Recorded data
>> Start
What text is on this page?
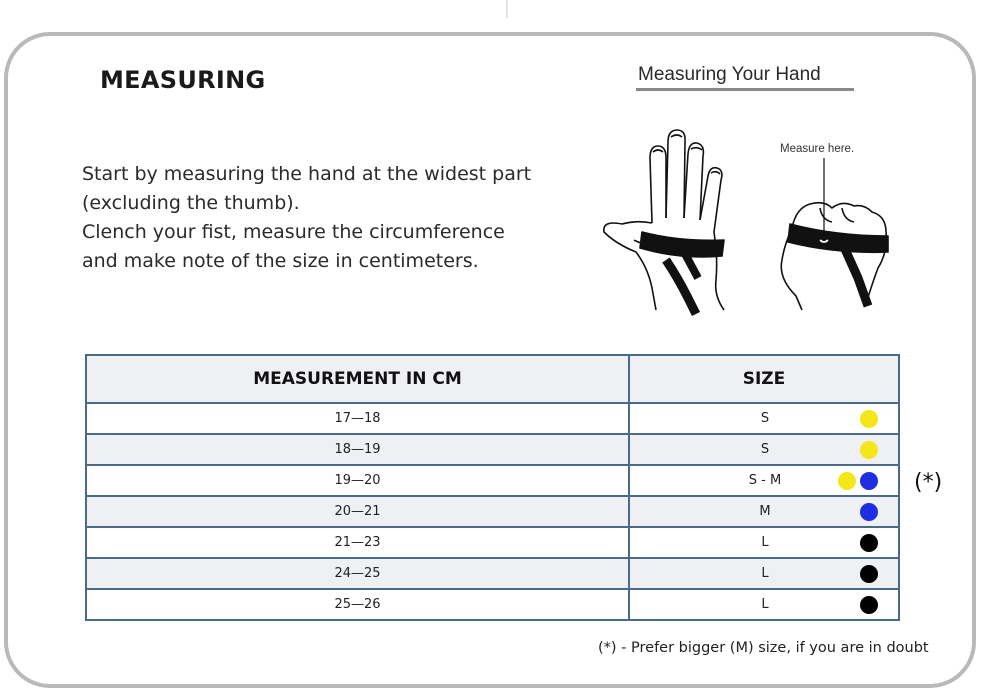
MEASURING
Start by measuring the hand at the widest part
(excluding the thumb).
Clench your fist, measure the circumference
and make note of the size in centimeters.
Measuring Your Hand
Measure here.
MEASUREMENT IN CM	SIZE
17—18	S

18—19	S

19—20	S - M

20—21	M

21—23	L

24—25	L

25—26	L
(*)
(*) - Prefer bigger (M) size, if you are in doubt
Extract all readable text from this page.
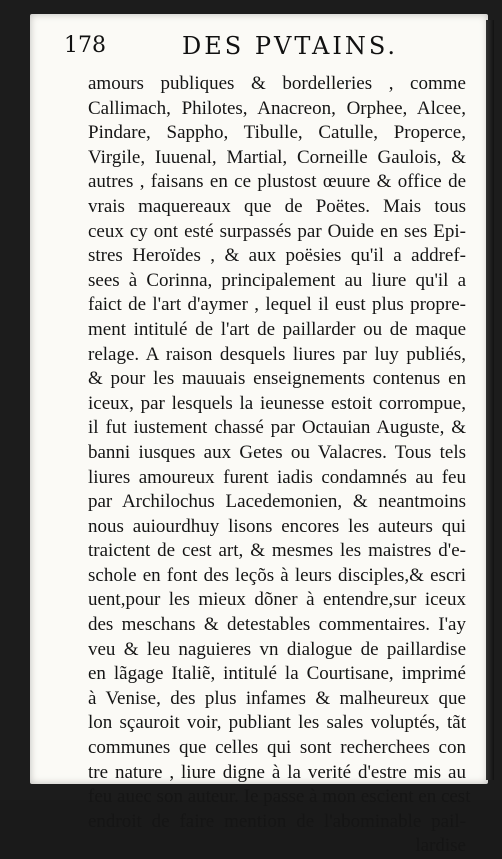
178	DES PVTAINS.
amours publiques & bordelleries , comme
Callimach, Philotes, Anacreon, Orphee, Alcee,
Pindare, Sappho, Tibulle, Catulle, Properce,
Virgile, Iuuenal, Martial, Corneille Gaulois, &
autres , faisans en ce plustost œuure & office de
vrais maquereaux que de Poëtes. Mais tous
ceux cy ont esté surpassés par Ouide en ses Epi-
stres Heroïdes , & aux poësies qu'il a addref-
sees à Corinna, principalement au liure qu'il a
faict de l'art d'aymer , lequel il eust plus propre-
ment intitulé de l'art de paillarder ou de maque
relage. A raison desquels liures par luy publiés,
& pour les mauuais enseignements contenus en
iceux, par lesquels la ieunesse estoit corrompue,
il fut iustement chassé par Octauian Auguste, &
banni iusques aux Getes ou Valacres. Tous tels
liures amoureux furent iadis condamnés au feu
par Archilochus Lacedemonien, & neantmoins
nous auiourdhuy lisons encores les auteurs qui
traictent de cest art, & mesmes les maistres d'e-
schole en font des leçõs à leurs disciples,& escri
uent,pour les mieux dõner à entendre,sur iceux
des meschans & detestables commentaires. I'ay
veu & leu naguieres vn dialogue de paillardise
en lãgage Italiẽ, intitulé la Courtisane, imprimé
à Venise, des plus infames & malheureux que
lon sçauroit voir, publiant les sales voluptés, tãt
communes que celles qui sont recherchees con
tre nature , liure digne à la verité d'estre mis au
feu auec son auteur. Ie passe à mon escient en cest
endroit de faire mention de l'abominable pail-
lardise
>> End
§ **Task details**
Repeat the records word for word. Any picture in them should be left out.

§ **Answer to the task**
What text is on this page?
MEASURING
Start by measuring the hand at the widest part
(excluding the thumb).
Clench your fist, measure the circumference
and make note of the size in centimeters.
Measuring Your Hand
Measure here.
MEASUREMENT IN CM	SIZE
17—18	S

18—19	S

19—20	S - M

20—21	M

21—23	L

24—25	L

25—26	L
(*)
(*) - Prefer bigger (M) size, if you are in doubt
Extract all readable text from this page.
178	DES PVTAINS.
amours publiques & bordelleries , comme
Callimach, Philotes, Anacreon, Orphee, Alcee,
Pindare, Sappho, Tibulle, Catulle, Properce,
Virgile, Iuuenal, Martial, Corneille Gaulois, &
autres , faisans en ce plustost œuure & office de
vrais maquereaux que de Poëtes. Mais tous
ceux cy ont esté surpassés par Ouide en ses Epi-
stres Heroïdes , & aux poësies qu'il a addref-
sees à Corinna, principalement au liure qu'il a
faict de l'art d'aymer , lequel il eust plus propre-
ment intitulé de l'art de paillarder ou de maque
relage. A raison desquels liures par luy publiés,
& pour les mauuais enseignements contenus en
iceux, par lesquels la ieunesse estoit corrompue,
il fut iustement chassé par Octauian Auguste, &
banni iusques aux Getes ou Valacres. Tous tels
liures amoureux furent iadis condamnés au feu
par Archilochus Lacedemonien, & neantmoins
nous auiourdhuy lisons encores les auteurs qui
traictent de cest art, & mesmes les maistres d'e-
schole en font des leçõs à leurs disciples,& escri
uent,pour les mieux dõner à entendre,sur iceux
des meschans & detestables commentaires. I'ay
veu & leu naguieres vn dialogue de paillardise
en lãgage Italiẽ, intitulé la Courtisane, imprimé
à Venise, des plus infames & malheureux que
lon sçauroit voir, publiant les sales voluptés, tãt
communes que celles qui sont recherchees con
tre nature , liure digne à la verité d'estre mis au
feu auec son auteur. Ie passe à mon escient en cest
endroit de faire mention de l'abominable pail-
lardise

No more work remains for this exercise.